TASK DIRECTIONS: Copy out each line of the data that holds the word "messages".
--
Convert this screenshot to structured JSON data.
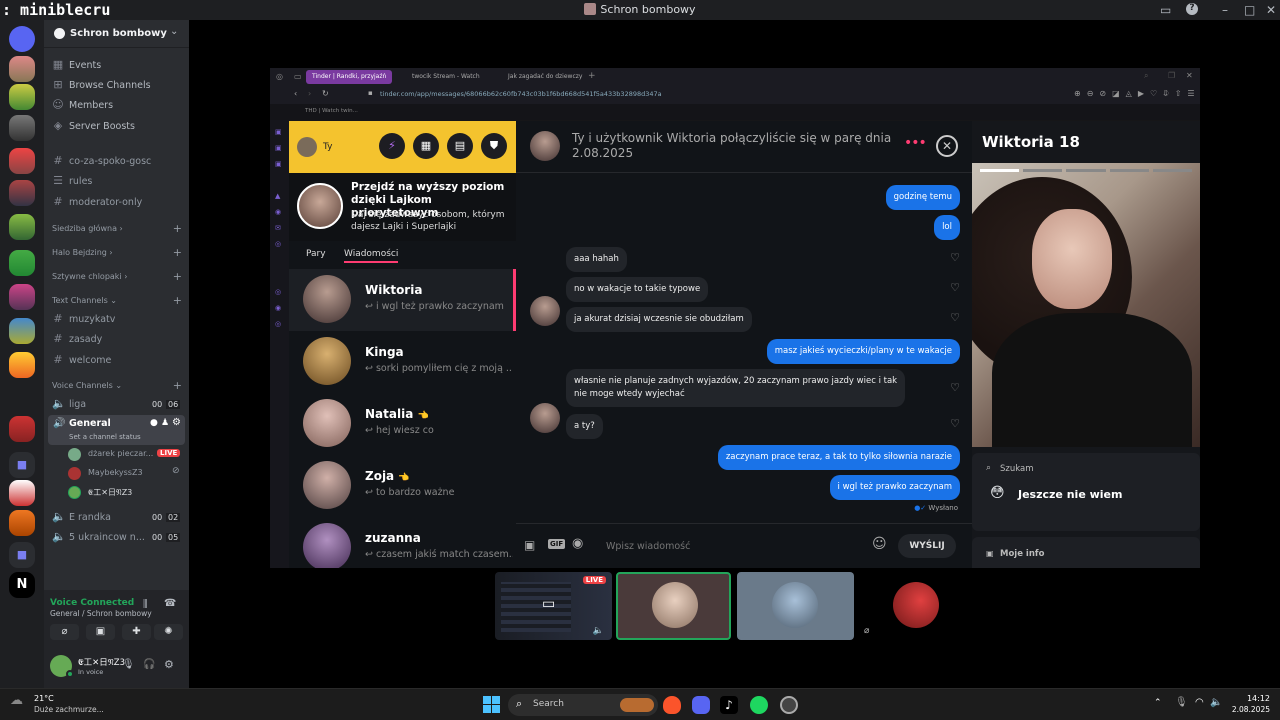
{
  "window": {
    "app_name": ": miniblecru",
    "title": "Schron bombowy"
  },
  "sidebar": {
    "guild_name": "Schron bombowy",
    "top_items": [
      {
        "icon": "calendar-icon",
        "label": "Events"
      },
      {
        "icon": "grid-icon",
        "label": "Browse Channels"
      },
      {
        "icon": "people-icon",
        "label": "Members"
      },
      {
        "icon": "boost-icon",
        "label": "Server Boosts"
      }
    ],
    "text_top": [
      "co-za-spoko-gosc",
      "rules",
      "moderator-only"
    ],
    "categories": {
      "siedziba": "Siedziba główna",
      "halo": "Halo Bejdzing",
      "sztywne": "Sztywne chlopaki",
      "text": "Text Channels",
      "voice": "Voice Channels"
    },
    "text_channels": [
      "muzykatv",
      "zasady",
      "welcome"
    ],
    "voice": {
      "liga": {
        "name": "liga",
        "c1": "00",
        "c2": "06"
      },
      "general": {
        "name": "General",
        "status": "Set a channel status"
      },
      "users": [
        {
          "name": "dżarek pieczar...",
          "badge": "LIVE"
        },
        {
          "name": "MaybekyssZ3"
        },
        {
          "name": "𝕰工✕日𝔑Z3"
        }
      ],
      "erandka": {
        "name": "E randka",
        "c1": "00",
        "c2": "02"
      },
      "ukraincow": {
        "name": "5 ukraincow n...",
        "c1": "00",
        "c2": "05"
      }
    },
    "panel": {
      "voice_connected": "Voice Connected",
      "voice_sub": "General / Schron bombowy",
      "username": "𝕰工✕日𝔑Z3",
      "status": "In voice"
    }
  },
  "browser": {
    "tabs": [
      "Tinder | Randki, przyjaźń",
      "twocik Stream - Watch",
      "Jak zagadać do dziewczy"
    ],
    "url": "tinder.com/app/messages/68066b62c60fb743c03b1f6bd668d541f5a433b32898d347a",
    "bookmark": "THD | Watch twin..."
  },
  "tinder": {
    "header": {
      "name": "Ty"
    },
    "promo": {
      "title": "Przejdź na wyższy poziom dzięki Lajkom priorytetowym",
      "subtitle": "Daj się zauważyć osobom, którym dajesz Lajki i Superlajki"
    },
    "tabs": {
      "pairs": "Pary",
      "messages": "Wiadomości"
    },
    "matches": [
      {
        "name": "Wiktoria",
        "preview": "i wgl też prawko zaczynam",
        "emoji": ""
      },
      {
        "name": "Kinga",
        "preview": "sorki pomyliłem cię z moją ...",
        "emoji": ""
      },
      {
        "name": "Natalia",
        "preview": "hej wiesz co",
        "emoji": "👈"
      },
      {
        "name": "Zoja",
        "preview": "to bardzo ważne",
        "emoji": "👈"
      },
      {
        "name": "zuzanna",
        "preview": "czasem jakiś match czasem...",
        "emoji": ""
      }
    ],
    "chat": {
      "title": "Ty i użytkownik Wiktoria połączyliście się w parę dnia 2.08.2025",
      "messages": [
        {
          "side": "right",
          "text": "godzinę temu"
        },
        {
          "side": "right",
          "text": "lol"
        },
        {
          "side": "left",
          "text": "aaa hahah"
        },
        {
          "side": "left",
          "text": "no w wakacje to takie typowe"
        },
        {
          "side": "left",
          "text": "ja akurat dzisiaj wczesnie sie obudziłam"
        },
        {
          "side": "right",
          "text": "masz jakieś wycieczki/plany w te wakacje"
        },
        {
          "side": "left",
          "text": "własnie nie planuje zadnych wyjazdów, 20 zaczynam prawo jazdy wiec i tak\nnie moge wtedy wyjechać"
        },
        {
          "side": "left",
          "text": "a ty?"
        },
        {
          "side": "right",
          "text": "zaczynam prace teraz, a tak to tylko siłownia narazie"
        },
        {
          "side": "right",
          "text": "i wgl też prawko zaczynam"
        }
      ],
      "sent": "Wysłano",
      "input_placeholder": "Wpisz wiadomość",
      "send": "WYŚLIJ"
    },
    "profile": {
      "name_age": "Wiktoria 18",
      "seeking_label": "Szukam",
      "seeking_value": "Jeszcze nie wiem",
      "my_info": "Moje info"
    }
  },
  "stream_tiles": {
    "live": "LIVE"
  },
  "taskbar": {
    "weather_temp": "21°C",
    "weather_desc": "Duże zachmurze...",
    "search": "Search",
    "time": "14:12",
    "date": "2.08.2025"
  },
  "colors": {
    "tinder_yellow": "#f4c32e",
    "bubble_blue": "#1a73e8",
    "discord_green": "#23a55a",
    "live_red": "#ed4245"
  }
}
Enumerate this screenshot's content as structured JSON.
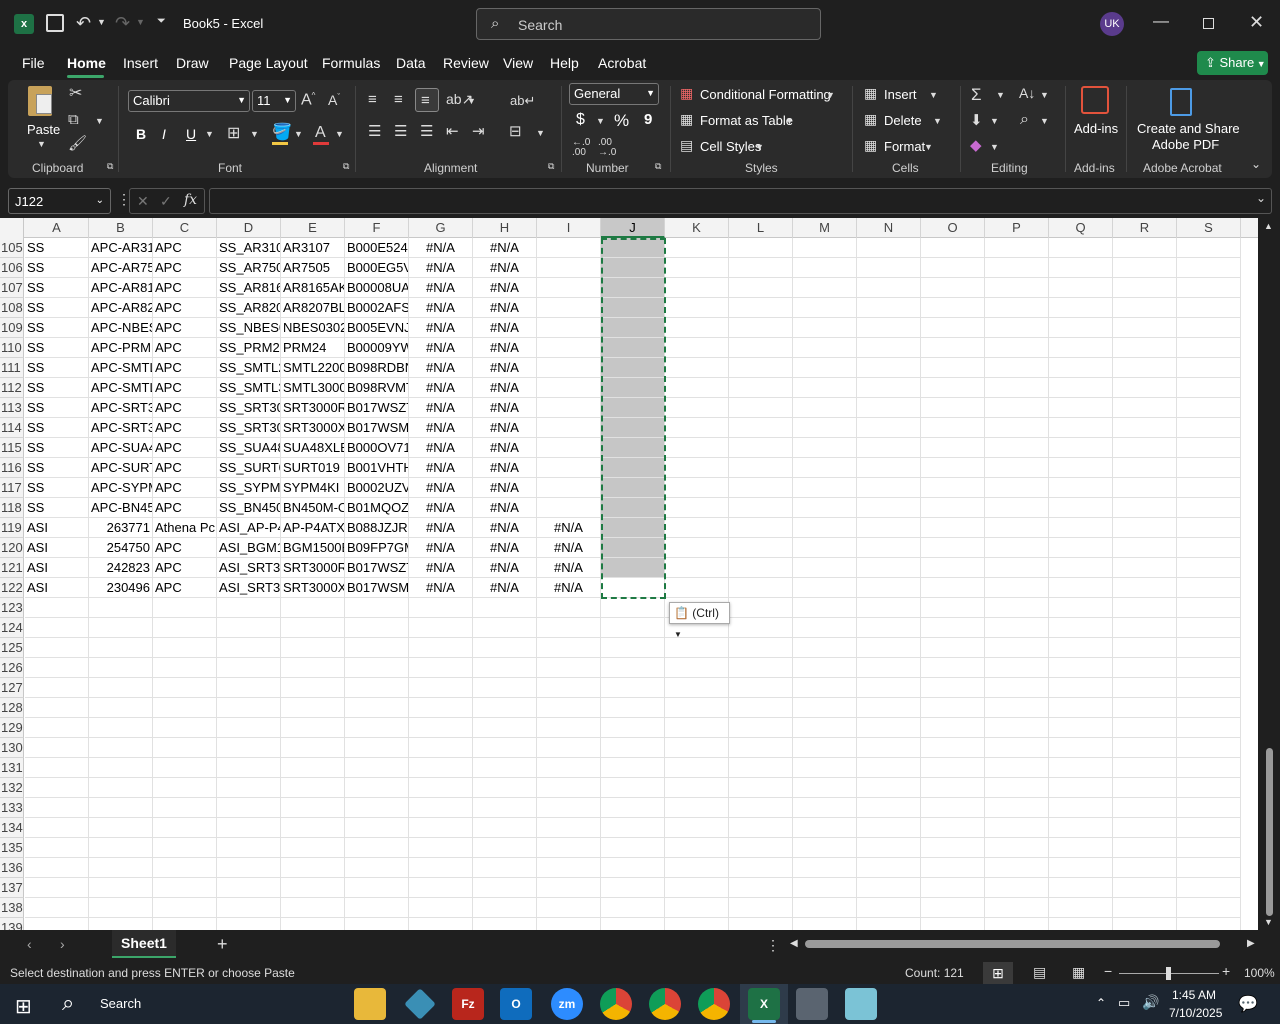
{
  "window": {
    "title": "Book5  -  Excel",
    "search_placeholder": "Search",
    "user_initials": "UK"
  },
  "menu_tabs": [
    "File",
    "Home",
    "Insert",
    "Draw",
    "Page Layout",
    "Formulas",
    "Data",
    "Review",
    "View",
    "Help",
    "Acrobat"
  ],
  "share_label": "Share",
  "ribbon": {
    "clipboard": {
      "paste": "Paste",
      "label": "Clipboard"
    },
    "font": {
      "name": "Calibri",
      "size": "11",
      "label": "Font",
      "bold": "B",
      "italic": "I",
      "underline": "U"
    },
    "alignment": {
      "label": "Alignment"
    },
    "number": {
      "format": "General",
      "label": "Number",
      "currency": "$",
      "percent": "%",
      "comma": "9"
    },
    "styles": {
      "conditional": "Conditional Formatting",
      "table": "Format as Table",
      "cell_styles": "Cell Styles",
      "label": "Styles"
    },
    "cells": {
      "insert": "Insert",
      "delete": "Delete",
      "format": "Format",
      "label": "Cells"
    },
    "editing": {
      "label": "Editing"
    },
    "addins": {
      "button": "Add-ins",
      "label": "Add-ins"
    },
    "acrobat": {
      "button_line1": "Create and Share",
      "button_line2": "Adobe PDF",
      "label": "Adobe Acrobat"
    }
  },
  "name_box": "J122",
  "columns": [
    "A",
    "B",
    "C",
    "D",
    "E",
    "F",
    "G",
    "H",
    "I",
    "J",
    "K",
    "L",
    "M",
    "N",
    "O",
    "P",
    "Q",
    "R",
    "S"
  ],
  "rows": [
    {
      "n": "105",
      "c": [
        "SS",
        "APC-AR31",
        "APC",
        "SS_AR310",
        "AR3107",
        "B000E5249",
        "#N/A",
        "#N/A",
        ""
      ]
    },
    {
      "n": "106",
      "c": [
        "SS",
        "APC-AR75",
        "APC",
        "SS_AR750",
        "AR7505",
        "B000EG5V",
        "#N/A",
        "#N/A",
        ""
      ]
    },
    {
      "n": "107",
      "c": [
        "SS",
        "APC-AR81",
        "APC",
        "SS_AR816",
        "AR8165AK",
        "B00008UA",
        "#N/A",
        "#N/A",
        ""
      ]
    },
    {
      "n": "108",
      "c": [
        "SS",
        "APC-AR82",
        "APC",
        "SS_AR820",
        "AR8207BL",
        "B0002AFS",
        "#N/A",
        "#N/A",
        ""
      ]
    },
    {
      "n": "109",
      "c": [
        "SS",
        "APC-NBES",
        "APC",
        "SS_NBES0",
        "NBES0302",
        "B005EVNJ",
        "#N/A",
        "#N/A",
        ""
      ]
    },
    {
      "n": "110",
      "c": [
        "SS",
        "APC-PRM",
        "APC",
        "SS_PRM24",
        "PRM24",
        "B00009YW",
        "#N/A",
        "#N/A",
        ""
      ]
    },
    {
      "n": "111",
      "c": [
        "SS",
        "APC-SMTL",
        "APC",
        "SS_SMTL2",
        "SMTL2200",
        "B098RDBN",
        "#N/A",
        "#N/A",
        ""
      ]
    },
    {
      "n": "112",
      "c": [
        "SS",
        "APC-SMTL",
        "APC",
        "SS_SMTL3",
        "SMTL3000",
        "B098RVMT",
        "#N/A",
        "#N/A",
        ""
      ]
    },
    {
      "n": "113",
      "c": [
        "SS",
        "APC-SRT3",
        "APC",
        "SS_SRT30",
        "SRT3000RI",
        "B017WSZT",
        "#N/A",
        "#N/A",
        ""
      ]
    },
    {
      "n": "114",
      "c": [
        "SS",
        "APC-SRT3",
        "APC",
        "SS_SRT30",
        "SRT3000XI",
        "B017WSM",
        "#N/A",
        "#N/A",
        ""
      ]
    },
    {
      "n": "115",
      "c": [
        "SS",
        "APC-SUA4",
        "APC",
        "SS_SUA48",
        "SUA48XLB",
        "B000OV71",
        "#N/A",
        "#N/A",
        ""
      ]
    },
    {
      "n": "116",
      "c": [
        "SS",
        "APC-SURT",
        "APC",
        "SS_SURT0",
        "SURT019",
        "B001VHTH",
        "#N/A",
        "#N/A",
        ""
      ]
    },
    {
      "n": "117",
      "c": [
        "SS",
        "APC-SYPM",
        "APC",
        "SS_SYPM4",
        "SYPM4KI",
        "B0002UZV",
        "#N/A",
        "#N/A",
        ""
      ]
    },
    {
      "n": "118",
      "c": [
        "SS",
        "APC-BN45",
        "APC",
        "SS_BN450",
        "BN450M-C",
        "B01MQOZ",
        "#N/A",
        "#N/A",
        ""
      ]
    },
    {
      "n": "119",
      "c": [
        "ASI",
        "263771",
        "Athena Pc",
        "ASI_AP-P4",
        "AP-P4ATX",
        "B088JZJRL",
        "#N/A",
        "#N/A",
        "#N/A"
      ]
    },
    {
      "n": "120",
      "c": [
        "ASI",
        "254750",
        "APC",
        "ASI_BGM1",
        "BGM1500E",
        "B09FP7GM",
        "#N/A",
        "#N/A",
        "#N/A"
      ]
    },
    {
      "n": "121",
      "c": [
        "ASI",
        "242823",
        "APC",
        "ASI_SRT3C",
        "SRT3000RI",
        "B017WSZT",
        "#N/A",
        "#N/A",
        "#N/A"
      ]
    },
    {
      "n": "122",
      "c": [
        "ASI",
        "230496",
        "APC",
        "ASI_SRT3C",
        "SRT3000XI",
        "B017WSM",
        "#N/A",
        "#N/A",
        "#N/A"
      ]
    },
    {
      "n": "123",
      "c": []
    },
    {
      "n": "124",
      "c": []
    },
    {
      "n": "125",
      "c": []
    },
    {
      "n": "126",
      "c": []
    },
    {
      "n": "127",
      "c": []
    },
    {
      "n": "128",
      "c": []
    },
    {
      "n": "129",
      "c": []
    },
    {
      "n": "130",
      "c": []
    },
    {
      "n": "131",
      "c": []
    },
    {
      "n": "132",
      "c": []
    },
    {
      "n": "133",
      "c": []
    },
    {
      "n": "134",
      "c": []
    },
    {
      "n": "135",
      "c": []
    },
    {
      "n": "136",
      "c": []
    },
    {
      "n": "137",
      "c": []
    },
    {
      "n": "138",
      "c": []
    },
    {
      "n": "139",
      "c": []
    }
  ],
  "paste_options": "(Ctrl)",
  "sheet_tab": "Sheet1",
  "status": {
    "message": "Select destination and press ENTER or choose Paste",
    "count": "Count: 121",
    "zoom": "100%"
  },
  "taskbar": {
    "search": "Search",
    "time": "1:45 AM",
    "date": "7/10/2025"
  },
  "colors": {
    "accent_green": "#1e7a43",
    "selection_gray": "#c6c6c6",
    "share_green": "#1f8a4c"
  }
}
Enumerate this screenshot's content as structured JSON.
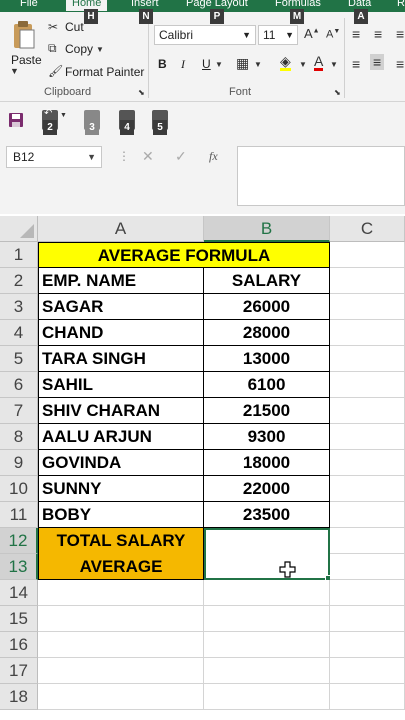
--
REPLY:
    "url": "tinder.com/app/messages/68066b62c60fb743c03b1f6bd668d541f5a433b32898d347a",
      "messages": "Wiadomości"
      "messages": [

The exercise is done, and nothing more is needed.